- **DIRECTIONS FOR THIS TASK**
Report how many lines of the records below include the word "ребенка". Give nothing but the number.

· · · · · · ·

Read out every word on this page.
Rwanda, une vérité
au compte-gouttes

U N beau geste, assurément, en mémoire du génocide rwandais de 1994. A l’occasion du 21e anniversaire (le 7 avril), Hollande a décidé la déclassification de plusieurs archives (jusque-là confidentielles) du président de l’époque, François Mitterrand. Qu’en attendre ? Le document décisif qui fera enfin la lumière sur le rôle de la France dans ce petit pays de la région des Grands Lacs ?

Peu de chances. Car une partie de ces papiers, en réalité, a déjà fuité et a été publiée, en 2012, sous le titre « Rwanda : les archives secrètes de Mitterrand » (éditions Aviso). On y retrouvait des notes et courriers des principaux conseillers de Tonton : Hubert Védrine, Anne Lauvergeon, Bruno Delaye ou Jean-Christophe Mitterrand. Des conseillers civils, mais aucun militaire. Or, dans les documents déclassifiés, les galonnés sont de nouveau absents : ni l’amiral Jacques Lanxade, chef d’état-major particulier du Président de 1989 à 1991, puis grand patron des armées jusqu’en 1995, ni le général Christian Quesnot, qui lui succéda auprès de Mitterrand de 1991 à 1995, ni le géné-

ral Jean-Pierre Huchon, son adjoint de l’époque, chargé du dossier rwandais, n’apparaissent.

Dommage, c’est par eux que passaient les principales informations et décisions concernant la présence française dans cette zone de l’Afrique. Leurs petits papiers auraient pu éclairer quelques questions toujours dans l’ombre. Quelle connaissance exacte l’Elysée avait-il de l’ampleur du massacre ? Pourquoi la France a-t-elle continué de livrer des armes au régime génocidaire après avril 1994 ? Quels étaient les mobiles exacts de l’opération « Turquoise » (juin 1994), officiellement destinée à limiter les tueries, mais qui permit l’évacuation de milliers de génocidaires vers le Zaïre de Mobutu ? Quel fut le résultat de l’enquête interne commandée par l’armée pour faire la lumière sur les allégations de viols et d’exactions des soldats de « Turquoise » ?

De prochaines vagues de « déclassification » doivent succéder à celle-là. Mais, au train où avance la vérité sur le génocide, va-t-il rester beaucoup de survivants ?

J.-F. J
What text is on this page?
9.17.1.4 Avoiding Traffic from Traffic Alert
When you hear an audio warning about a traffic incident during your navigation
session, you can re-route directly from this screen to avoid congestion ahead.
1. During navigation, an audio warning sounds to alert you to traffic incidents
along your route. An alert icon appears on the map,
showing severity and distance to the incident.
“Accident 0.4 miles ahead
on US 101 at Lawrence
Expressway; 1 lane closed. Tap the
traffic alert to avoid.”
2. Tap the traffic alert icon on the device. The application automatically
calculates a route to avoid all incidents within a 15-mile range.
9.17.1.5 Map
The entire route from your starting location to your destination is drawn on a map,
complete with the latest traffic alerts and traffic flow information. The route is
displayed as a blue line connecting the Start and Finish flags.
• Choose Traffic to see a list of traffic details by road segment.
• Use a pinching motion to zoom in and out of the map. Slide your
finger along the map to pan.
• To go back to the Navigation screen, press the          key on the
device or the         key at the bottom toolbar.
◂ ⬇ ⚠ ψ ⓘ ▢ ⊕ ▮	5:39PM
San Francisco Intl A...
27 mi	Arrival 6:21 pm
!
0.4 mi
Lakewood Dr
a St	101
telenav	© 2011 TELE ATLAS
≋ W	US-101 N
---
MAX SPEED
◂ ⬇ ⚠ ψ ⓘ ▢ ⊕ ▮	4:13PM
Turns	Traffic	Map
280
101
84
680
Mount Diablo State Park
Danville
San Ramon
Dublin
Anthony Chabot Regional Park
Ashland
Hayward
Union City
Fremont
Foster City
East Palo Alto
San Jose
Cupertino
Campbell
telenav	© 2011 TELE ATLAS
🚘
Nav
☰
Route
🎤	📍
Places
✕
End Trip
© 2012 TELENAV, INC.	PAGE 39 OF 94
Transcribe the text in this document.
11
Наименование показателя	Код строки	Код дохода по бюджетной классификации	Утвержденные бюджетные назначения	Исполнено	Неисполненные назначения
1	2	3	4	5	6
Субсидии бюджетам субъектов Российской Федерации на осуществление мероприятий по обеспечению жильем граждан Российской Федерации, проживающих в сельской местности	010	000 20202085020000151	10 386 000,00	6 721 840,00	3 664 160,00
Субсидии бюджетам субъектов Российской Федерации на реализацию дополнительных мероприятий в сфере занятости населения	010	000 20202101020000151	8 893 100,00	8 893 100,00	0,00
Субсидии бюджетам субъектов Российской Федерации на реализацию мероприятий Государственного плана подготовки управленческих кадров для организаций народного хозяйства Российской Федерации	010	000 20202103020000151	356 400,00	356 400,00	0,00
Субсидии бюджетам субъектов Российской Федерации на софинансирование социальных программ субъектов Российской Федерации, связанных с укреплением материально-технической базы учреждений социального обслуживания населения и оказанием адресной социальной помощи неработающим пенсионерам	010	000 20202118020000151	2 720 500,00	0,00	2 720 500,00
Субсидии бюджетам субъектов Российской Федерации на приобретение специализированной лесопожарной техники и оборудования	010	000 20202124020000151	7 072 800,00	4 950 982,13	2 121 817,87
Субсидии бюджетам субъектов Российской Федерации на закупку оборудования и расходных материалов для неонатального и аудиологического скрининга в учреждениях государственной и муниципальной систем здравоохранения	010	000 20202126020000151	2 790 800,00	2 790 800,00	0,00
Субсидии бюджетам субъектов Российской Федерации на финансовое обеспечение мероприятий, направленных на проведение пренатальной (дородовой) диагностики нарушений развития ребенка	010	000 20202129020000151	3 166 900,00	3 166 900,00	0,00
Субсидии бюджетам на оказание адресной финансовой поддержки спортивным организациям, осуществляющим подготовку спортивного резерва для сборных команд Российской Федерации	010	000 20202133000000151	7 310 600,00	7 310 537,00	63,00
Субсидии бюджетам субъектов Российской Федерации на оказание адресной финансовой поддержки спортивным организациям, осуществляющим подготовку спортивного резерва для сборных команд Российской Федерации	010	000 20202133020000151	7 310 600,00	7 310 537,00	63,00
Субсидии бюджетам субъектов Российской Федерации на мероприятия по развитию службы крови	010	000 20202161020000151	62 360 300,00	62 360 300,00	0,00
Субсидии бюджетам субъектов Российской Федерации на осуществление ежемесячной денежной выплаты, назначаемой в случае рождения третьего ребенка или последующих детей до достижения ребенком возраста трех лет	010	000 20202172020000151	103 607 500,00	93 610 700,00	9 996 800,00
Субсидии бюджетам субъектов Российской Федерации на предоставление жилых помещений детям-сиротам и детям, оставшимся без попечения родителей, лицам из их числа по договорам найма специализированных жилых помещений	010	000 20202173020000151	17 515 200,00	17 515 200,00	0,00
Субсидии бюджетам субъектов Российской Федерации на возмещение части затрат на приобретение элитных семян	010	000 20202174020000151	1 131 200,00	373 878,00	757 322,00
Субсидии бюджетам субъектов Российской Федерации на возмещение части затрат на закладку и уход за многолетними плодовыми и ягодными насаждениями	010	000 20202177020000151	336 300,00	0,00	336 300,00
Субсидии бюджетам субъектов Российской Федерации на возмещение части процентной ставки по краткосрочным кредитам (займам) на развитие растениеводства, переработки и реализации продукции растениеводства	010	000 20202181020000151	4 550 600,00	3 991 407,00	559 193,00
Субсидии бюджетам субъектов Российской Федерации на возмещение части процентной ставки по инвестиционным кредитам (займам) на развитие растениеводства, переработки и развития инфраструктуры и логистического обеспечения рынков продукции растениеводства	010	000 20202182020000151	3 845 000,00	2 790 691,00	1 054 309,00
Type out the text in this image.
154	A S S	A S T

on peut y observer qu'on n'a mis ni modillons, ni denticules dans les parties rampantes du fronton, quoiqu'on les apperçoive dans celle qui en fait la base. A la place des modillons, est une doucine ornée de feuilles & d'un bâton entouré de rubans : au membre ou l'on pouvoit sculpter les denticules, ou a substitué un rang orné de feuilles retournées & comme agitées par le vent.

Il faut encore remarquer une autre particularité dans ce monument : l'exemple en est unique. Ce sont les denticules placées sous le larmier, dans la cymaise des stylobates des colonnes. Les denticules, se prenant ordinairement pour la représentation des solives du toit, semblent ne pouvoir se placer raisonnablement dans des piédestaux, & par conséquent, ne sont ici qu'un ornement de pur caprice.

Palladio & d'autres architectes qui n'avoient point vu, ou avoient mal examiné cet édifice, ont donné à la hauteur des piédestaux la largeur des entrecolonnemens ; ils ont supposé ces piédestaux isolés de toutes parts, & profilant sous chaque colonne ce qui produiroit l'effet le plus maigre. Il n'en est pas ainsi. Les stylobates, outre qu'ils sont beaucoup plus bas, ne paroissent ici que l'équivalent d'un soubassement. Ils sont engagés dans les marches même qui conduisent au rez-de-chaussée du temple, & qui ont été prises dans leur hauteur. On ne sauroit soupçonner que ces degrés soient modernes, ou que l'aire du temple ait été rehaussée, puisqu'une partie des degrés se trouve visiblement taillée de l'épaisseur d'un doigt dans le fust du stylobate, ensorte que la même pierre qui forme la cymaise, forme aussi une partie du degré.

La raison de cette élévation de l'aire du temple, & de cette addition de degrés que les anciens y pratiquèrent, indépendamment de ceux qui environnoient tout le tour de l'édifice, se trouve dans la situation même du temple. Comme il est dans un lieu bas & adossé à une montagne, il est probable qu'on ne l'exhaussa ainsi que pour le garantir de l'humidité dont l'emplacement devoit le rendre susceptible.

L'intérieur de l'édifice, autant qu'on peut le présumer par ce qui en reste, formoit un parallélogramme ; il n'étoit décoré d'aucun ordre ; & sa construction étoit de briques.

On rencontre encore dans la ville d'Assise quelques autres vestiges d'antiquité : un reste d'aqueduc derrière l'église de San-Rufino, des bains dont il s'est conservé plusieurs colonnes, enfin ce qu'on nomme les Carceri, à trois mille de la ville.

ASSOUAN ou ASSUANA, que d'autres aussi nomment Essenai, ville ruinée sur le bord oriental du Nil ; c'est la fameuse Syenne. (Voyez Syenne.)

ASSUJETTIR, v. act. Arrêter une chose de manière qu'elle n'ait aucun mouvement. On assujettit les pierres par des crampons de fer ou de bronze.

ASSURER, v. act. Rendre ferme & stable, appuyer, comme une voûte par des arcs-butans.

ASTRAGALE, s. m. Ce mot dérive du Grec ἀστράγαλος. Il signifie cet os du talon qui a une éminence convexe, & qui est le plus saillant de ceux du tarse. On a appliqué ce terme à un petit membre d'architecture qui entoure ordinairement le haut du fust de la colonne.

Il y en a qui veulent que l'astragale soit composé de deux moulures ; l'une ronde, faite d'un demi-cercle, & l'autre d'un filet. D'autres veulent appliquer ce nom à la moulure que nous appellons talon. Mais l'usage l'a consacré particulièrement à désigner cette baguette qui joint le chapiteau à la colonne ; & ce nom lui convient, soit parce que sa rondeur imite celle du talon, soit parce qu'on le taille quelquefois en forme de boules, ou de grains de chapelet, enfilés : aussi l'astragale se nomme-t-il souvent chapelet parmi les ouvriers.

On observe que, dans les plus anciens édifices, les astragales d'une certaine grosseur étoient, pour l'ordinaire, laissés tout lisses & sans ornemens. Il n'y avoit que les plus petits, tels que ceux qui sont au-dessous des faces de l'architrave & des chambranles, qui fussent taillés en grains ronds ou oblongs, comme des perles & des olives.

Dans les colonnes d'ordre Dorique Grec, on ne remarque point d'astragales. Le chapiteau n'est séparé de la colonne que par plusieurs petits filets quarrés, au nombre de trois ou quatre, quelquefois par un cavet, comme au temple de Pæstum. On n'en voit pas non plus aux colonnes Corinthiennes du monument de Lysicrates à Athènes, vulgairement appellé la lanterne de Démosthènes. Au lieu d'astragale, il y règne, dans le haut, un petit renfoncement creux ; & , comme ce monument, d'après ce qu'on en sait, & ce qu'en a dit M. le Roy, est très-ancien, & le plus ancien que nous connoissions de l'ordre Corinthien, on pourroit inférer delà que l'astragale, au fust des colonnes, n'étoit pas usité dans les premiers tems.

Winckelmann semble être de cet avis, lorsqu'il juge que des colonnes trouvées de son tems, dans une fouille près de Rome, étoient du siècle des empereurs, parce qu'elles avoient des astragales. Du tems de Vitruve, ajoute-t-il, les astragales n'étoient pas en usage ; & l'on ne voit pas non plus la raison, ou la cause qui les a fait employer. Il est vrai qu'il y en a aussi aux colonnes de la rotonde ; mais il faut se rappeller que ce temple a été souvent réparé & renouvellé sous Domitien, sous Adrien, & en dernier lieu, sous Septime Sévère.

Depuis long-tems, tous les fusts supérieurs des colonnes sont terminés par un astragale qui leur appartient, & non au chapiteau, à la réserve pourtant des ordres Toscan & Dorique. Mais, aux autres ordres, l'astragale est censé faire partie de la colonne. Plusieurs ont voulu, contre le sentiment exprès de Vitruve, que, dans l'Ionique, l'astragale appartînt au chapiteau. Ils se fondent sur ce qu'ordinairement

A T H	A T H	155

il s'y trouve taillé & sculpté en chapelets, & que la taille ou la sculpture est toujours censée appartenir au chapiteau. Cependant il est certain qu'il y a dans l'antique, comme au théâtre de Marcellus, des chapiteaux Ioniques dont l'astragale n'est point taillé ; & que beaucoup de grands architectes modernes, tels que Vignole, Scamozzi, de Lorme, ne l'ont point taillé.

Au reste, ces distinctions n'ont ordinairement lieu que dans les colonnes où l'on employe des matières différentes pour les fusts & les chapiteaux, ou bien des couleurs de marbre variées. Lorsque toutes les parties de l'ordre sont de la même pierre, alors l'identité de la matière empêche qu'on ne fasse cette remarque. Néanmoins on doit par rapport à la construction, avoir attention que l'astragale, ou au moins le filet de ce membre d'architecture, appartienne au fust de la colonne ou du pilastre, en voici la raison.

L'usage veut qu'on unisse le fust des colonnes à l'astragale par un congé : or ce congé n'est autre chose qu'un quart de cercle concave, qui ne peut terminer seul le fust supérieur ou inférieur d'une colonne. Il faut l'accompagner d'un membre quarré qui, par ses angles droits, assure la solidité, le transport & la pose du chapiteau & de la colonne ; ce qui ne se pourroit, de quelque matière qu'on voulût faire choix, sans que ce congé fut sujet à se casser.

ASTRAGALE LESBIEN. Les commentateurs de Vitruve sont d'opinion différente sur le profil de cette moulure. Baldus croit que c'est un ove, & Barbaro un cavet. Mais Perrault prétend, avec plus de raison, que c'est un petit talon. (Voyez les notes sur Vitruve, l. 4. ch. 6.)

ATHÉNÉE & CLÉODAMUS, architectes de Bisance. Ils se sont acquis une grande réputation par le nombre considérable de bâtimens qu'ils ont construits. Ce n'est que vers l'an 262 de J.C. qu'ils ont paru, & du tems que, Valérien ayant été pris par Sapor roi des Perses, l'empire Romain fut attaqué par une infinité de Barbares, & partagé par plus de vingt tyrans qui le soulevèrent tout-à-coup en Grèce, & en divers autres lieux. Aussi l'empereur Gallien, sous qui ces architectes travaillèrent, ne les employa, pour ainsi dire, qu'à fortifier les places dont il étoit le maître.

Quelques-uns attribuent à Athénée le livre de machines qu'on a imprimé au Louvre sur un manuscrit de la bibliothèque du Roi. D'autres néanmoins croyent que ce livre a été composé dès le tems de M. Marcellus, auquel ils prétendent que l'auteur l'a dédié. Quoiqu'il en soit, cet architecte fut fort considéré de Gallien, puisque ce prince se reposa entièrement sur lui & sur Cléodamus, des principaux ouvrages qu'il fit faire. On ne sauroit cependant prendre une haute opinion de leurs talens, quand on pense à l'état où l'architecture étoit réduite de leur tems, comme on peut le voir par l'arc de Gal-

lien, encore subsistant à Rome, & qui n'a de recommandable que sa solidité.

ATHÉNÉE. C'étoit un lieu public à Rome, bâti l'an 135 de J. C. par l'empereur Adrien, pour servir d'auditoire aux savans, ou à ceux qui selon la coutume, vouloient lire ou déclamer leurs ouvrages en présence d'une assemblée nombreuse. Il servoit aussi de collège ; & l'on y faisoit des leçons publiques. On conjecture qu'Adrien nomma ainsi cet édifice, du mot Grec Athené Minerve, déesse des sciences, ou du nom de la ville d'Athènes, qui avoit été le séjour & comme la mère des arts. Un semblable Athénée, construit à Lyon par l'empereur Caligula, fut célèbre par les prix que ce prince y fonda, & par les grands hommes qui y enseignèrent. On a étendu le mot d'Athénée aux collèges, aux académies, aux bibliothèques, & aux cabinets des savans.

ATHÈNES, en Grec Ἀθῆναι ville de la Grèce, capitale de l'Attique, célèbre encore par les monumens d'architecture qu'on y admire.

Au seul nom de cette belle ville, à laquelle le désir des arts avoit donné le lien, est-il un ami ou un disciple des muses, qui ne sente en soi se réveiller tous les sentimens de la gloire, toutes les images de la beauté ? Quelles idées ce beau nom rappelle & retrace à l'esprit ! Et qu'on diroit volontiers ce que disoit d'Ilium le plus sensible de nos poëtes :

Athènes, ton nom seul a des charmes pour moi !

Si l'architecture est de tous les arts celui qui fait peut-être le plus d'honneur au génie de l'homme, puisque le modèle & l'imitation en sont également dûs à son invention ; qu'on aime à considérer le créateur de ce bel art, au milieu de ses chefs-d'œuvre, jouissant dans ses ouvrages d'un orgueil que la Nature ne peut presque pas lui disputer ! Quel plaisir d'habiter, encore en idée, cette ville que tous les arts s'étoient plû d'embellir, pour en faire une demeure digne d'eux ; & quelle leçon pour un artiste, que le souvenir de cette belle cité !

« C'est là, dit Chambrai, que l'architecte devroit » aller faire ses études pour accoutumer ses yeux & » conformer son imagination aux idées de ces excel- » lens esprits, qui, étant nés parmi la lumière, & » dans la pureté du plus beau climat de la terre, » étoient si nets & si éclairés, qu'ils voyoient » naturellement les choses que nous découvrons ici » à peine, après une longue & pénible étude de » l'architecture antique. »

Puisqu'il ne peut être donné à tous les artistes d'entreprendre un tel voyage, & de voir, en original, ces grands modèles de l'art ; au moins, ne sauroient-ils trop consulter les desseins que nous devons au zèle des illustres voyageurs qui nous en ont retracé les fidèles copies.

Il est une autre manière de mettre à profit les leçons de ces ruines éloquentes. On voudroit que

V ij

· · · · · · ·

- **CORRECT ANSWER**
2